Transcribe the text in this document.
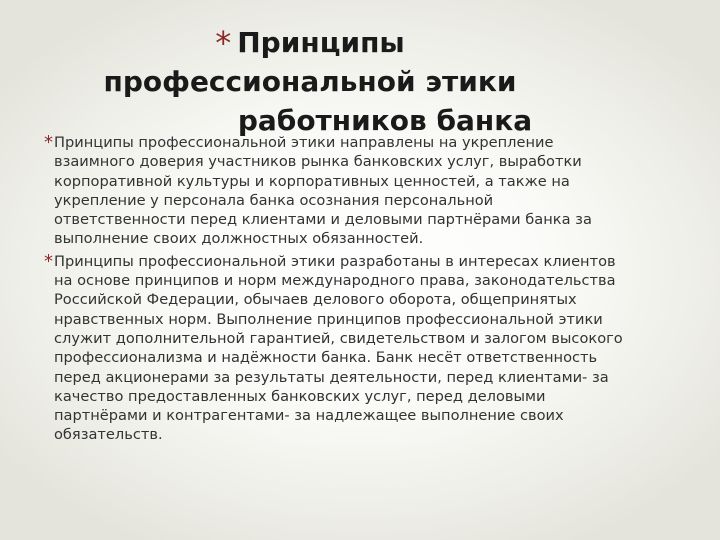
* Принципы
профессиональной этики
работников банка
* Принципы профессиональной этики направлены на укрепление
взаимного доверия участников рынка банковских услуг, выработки
корпоративной культуры и корпоративных ценностей, а также на
укрепление у персонала банка осознания персональной
ответственности перед клиентами и деловыми партнёрами банка за
выполнение своих должностных обязанностей.
* Принципы профессиональной этики разработаны в интересах клиентов
на основе принципов и норм международного права, законодательства
Российской Федерации, обычаев делового оборота, общепринятых
нравственных норм. Выполнение принципов профессиональной этики
служит дополнительной гарантией, свидетельством и залогом высокого
профессионализма и надёжности банка. Банк несёт ответственность
перед акционерами за результаты деятельности, перед клиентами- за
качество предоставленных банковских услуг, перед деловыми
партнёрами и контрагентами- за надлежащее выполнение своих
обязательств.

----

* **TASK DESCRIPTION**
Show each line holding the word "банка".

* **THE RESPONSE**
работников банка
укрепление у персонала банка осознания персональной
ответственности перед клиентами и деловыми партнёрами банка за
профессионализма и надёжности банка. Банк несёт ответственность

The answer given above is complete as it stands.